Identify the lines containing the word "fluorochromes". Copy each one.
########################################
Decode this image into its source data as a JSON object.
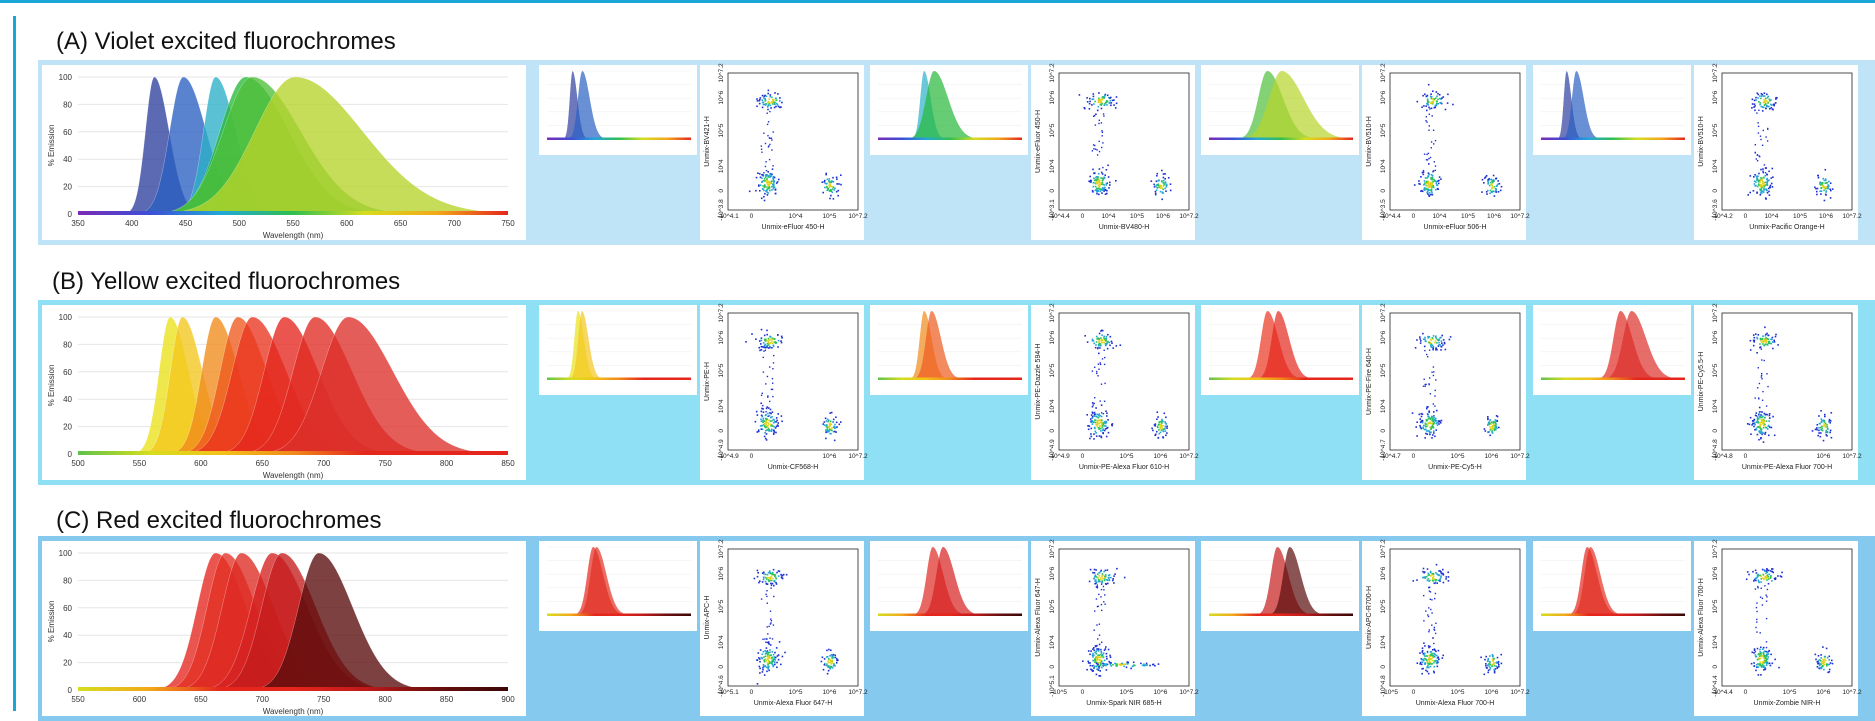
{
  "sections": [
    {
      "title": "(A)  Violet excited fluorochromes",
      "band_color": "#bfe3f7",
      "spectrum": {
        "ylabel": "% Emission",
        "xlabel": "Wavelength (nm)",
        "yticks": [
          "0",
          "20",
          "40",
          "60",
          "80",
          "100"
        ],
        "xticks": [
          "350",
          "400",
          "450",
          "500",
          "550",
          "600",
          "650",
          "700",
          "750"
        ],
        "xrange": [
          350,
          750
        ],
        "gradient": [
          "#7a2bb5",
          "#3d4fd6",
          "#22a7d8",
          "#2fbf4f",
          "#d6dd1e",
          "#f2a81a",
          "#e4261d"
        ]
      },
      "groups": [
        {
          "xlabel": "Unmix-eFluor 450-H",
          "ylabel": "Unmix-BV421-H",
          "xticks": [
            "-10^4.1",
            "0",
            "10^4",
            "10^5",
            "10^7.2"
          ],
          "yticks": [
            "10^7.2",
            "10^6",
            "10^5",
            "10^4",
            "0",
            "-10^3.8"
          ]
        },
        {
          "xlabel": "Unmix-BV480-H",
          "ylabel": "Unmix-eFluor 450-H",
          "xticks": [
            "-10^4.4",
            "0",
            "10^4",
            "10^5",
            "10^6",
            "10^7.2"
          ],
          "yticks": [
            "10^7.2",
            "10^6",
            "10^5",
            "10^4",
            "0",
            "-10^3.1"
          ]
        },
        {
          "xlabel": "Unmix-eFluor 506-H",
          "ylabel": "Unmix-BV510-H",
          "xticks": [
            "-10^4.4",
            "0",
            "10^4",
            "10^5",
            "10^6",
            "10^7.2"
          ],
          "yticks": [
            "10^7.2",
            "10^6",
            "10^5",
            "10^4",
            "0",
            "-10^3.5"
          ]
        },
        {
          "xlabel": "Unmix-Pacific Orange-H",
          "ylabel": "Unmix-BV510-H",
          "xticks": [
            "-10^4.2",
            "0",
            "10^4",
            "10^5",
            "10^6",
            "10^7.2"
          ],
          "yticks": [
            "10^7.2",
            "10^6",
            "10^5",
            "10^4",
            "0",
            "-10^3.6"
          ]
        }
      ]
    },
    {
      "title": "(B) Yellow excited fluorochromes",
      "band_color": "#8fe0f5",
      "spectrum": {
        "ylabel": "% Emission",
        "xlabel": "Wavelength (nm)",
        "yticks": [
          "0",
          "20",
          "40",
          "60",
          "80",
          "100"
        ],
        "xticks": [
          "500",
          "550",
          "600",
          "650",
          "700",
          "750",
          "800",
          "850"
        ],
        "xrange": [
          500,
          850
        ],
        "gradient": [
          "#5fc24a",
          "#d6dd1e",
          "#f2c21a",
          "#f08a1a",
          "#e4261d",
          "#e4261d",
          "#e4261d"
        ]
      },
      "groups": [
        {
          "xlabel": "Unmix-CF568-H",
          "ylabel": "Unmix-PE-H",
          "xticks": [
            "-10^4.9",
            "0",
            "10^6",
            "10^7.2"
          ],
          "yticks": [
            "10^7.2",
            "10^6",
            "10^5",
            "10^4",
            "0",
            "-10^4.9"
          ]
        },
        {
          "xlabel": "Unmix-PE-Alexa Fluor 610-H",
          "ylabel": "Unmix-PE-Dazzle 594-H",
          "xticks": [
            "-10^4.9",
            "0",
            "10^5",
            "10^6",
            "10^7.2"
          ],
          "yticks": [
            "10^7.2",
            "10^6",
            "10^5",
            "10^4",
            "0",
            "-10^4.9"
          ]
        },
        {
          "xlabel": "Unmix-PE-Cy5-H",
          "ylabel": "Unmix-PE-Fire 640-H",
          "xticks": [
            "-10^4.7",
            "0",
            "10^5",
            "10^6",
            "10^7.2"
          ],
          "yticks": [
            "10^7.2",
            "10^6",
            "10^5",
            "10^4",
            "0",
            "-10^4.7"
          ]
        },
        {
          "xlabel": "Unmix-PE-Alexa Fluor 700-H",
          "ylabel": "Unmix-PE-Cy5.5-H",
          "xticks": [
            "-10^4.8",
            "0",
            "10^6",
            "10^7.2"
          ],
          "yticks": [
            "10^7.2",
            "10^6",
            "10^5",
            "10^4",
            "0",
            "-10^4.8"
          ]
        }
      ]
    },
    {
      "title": "(C) Red excited fluorochromes",
      "band_color": "#86c9ef",
      "spectrum": {
        "ylabel": "% Emission",
        "xlabel": "Wavelength (nm)",
        "yticks": [
          "0",
          "20",
          "40",
          "60",
          "80",
          "100"
        ],
        "xticks": [
          "550",
          "600",
          "650",
          "700",
          "750",
          "800",
          "850",
          "900"
        ],
        "xrange": [
          550,
          900
        ],
        "gradient": [
          "#d6dd1e",
          "#f2a81a",
          "#e4261d",
          "#e4261d",
          "#c01a1a",
          "#6a0e0e",
          "#3a0606"
        ]
      },
      "groups": [
        {
          "xlabel": "Unmix-Alexa Fluor 647-H",
          "ylabel": "Unmix-APC-H",
          "xticks": [
            "-10^5.1",
            "0",
            "10^5",
            "10^6",
            "10^7.2"
          ],
          "yticks": [
            "10^7.2",
            "10^6",
            "10^5",
            "10^4",
            "0",
            "-10^4.6"
          ]
        },
        {
          "xlabel": "Unmix-Spark NIR 685-H",
          "ylabel": "Unmix-Alexa Fluor 647-H",
          "xticks": [
            "-10^5",
            "0",
            "10^5",
            "10^6",
            "10^7.2"
          ],
          "yticks": [
            "10^7.2",
            "10^6",
            "10^5",
            "10^4",
            "0",
            "-10^5.1"
          ]
        },
        {
          "xlabel": "Unmix-Alexa Fluor 700-H",
          "ylabel": "Unmix-APC-R700-H",
          "xticks": [
            "-10^5",
            "0",
            "10^5",
            "10^6",
            "10^7.2"
          ],
          "yticks": [
            "10^7.2",
            "10^6",
            "10^5",
            "10^4",
            "0",
            "-10^4.8"
          ]
        },
        {
          "xlabel": "Unmix-Zombie NIR-H",
          "ylabel": "Unmix-Alexa Fluor 700-H",
          "xticks": [
            "-10^4.4",
            "0",
            "10^5",
            "10^6",
            "10^7.2"
          ],
          "yticks": [
            "10^7.2",
            "10^6",
            "10^5",
            "10^4",
            "0",
            "-10^4.4"
          ]
        }
      ]
    }
  ],
  "chart_data": [
    {
      "type": "area",
      "ylabel": "% Emission",
      "xlabel": "Wavelength (nm)",
      "xlim": [
        350,
        750
      ],
      "ylim": [
        0,
        100
      ],
      "series": [
        {
          "peak": 421,
          "width": 11,
          "color": "#2e3f9e"
        },
        {
          "peak": 448,
          "width": 17,
          "color": "#2a5fc2"
        },
        {
          "peak": 478,
          "width": 15,
          "color": "#2bb0c8"
        },
        {
          "peak": 506,
          "width": 32,
          "color": "#27b83a"
        },
        {
          "peak": 512,
          "width": 36,
          "color": "#4fbf3a"
        },
        {
          "peak": 552,
          "width": 50,
          "color": "#b6d42a"
        }
      ]
    },
    {
      "type": "area",
      "ylabel": "% Emission",
      "xlabel": "Wavelength (nm)",
      "xlim": [
        500,
        850
      ],
      "ylim": [
        0,
        100
      ],
      "series": [
        {
          "peak": 575,
          "width": 12,
          "color": "#e9e21a"
        },
        {
          "peak": 585,
          "width": 13,
          "color": "#f3c61e"
        },
        {
          "peak": 612,
          "width": 15,
          "color": "#f08a1a"
        },
        {
          "peak": 630,
          "width": 19,
          "color": "#ee5a1e"
        },
        {
          "peak": 642,
          "width": 22,
          "color": "#e9331e"
        },
        {
          "peak": 668,
          "width": 22,
          "color": "#e4261d"
        },
        {
          "peak": 693,
          "width": 24,
          "color": "#e02a22"
        },
        {
          "peak": 720,
          "width": 29,
          "color": "#dc2f2a"
        }
      ]
    },
    {
      "type": "area",
      "ylabel": "% Emission",
      "xlabel": "Wavelength (nm)",
      "xlim": [
        550,
        900
      ],
      "ylim": [
        0,
        100
      ],
      "series": [
        {
          "peak": 662,
          "width": 20,
          "color": "#e4261d"
        },
        {
          "peak": 670,
          "width": 20,
          "color": "#e33024"
        },
        {
          "peak": 683,
          "width": 21,
          "color": "#de2a22"
        },
        {
          "peak": 708,
          "width": 23,
          "color": "#d52020"
        },
        {
          "peak": 716,
          "width": 22,
          "color": "#c41c1c"
        },
        {
          "peak": 746,
          "width": 22,
          "color": "#5a0c0c"
        }
      ]
    }
  ]
}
########################################
> **Written response**:
      "title": "(A)  Violet excited fluorochromes",
      "title": "(B) Yellow excited fluorochromes",
      "title": "(C) Red excited fluorochromes",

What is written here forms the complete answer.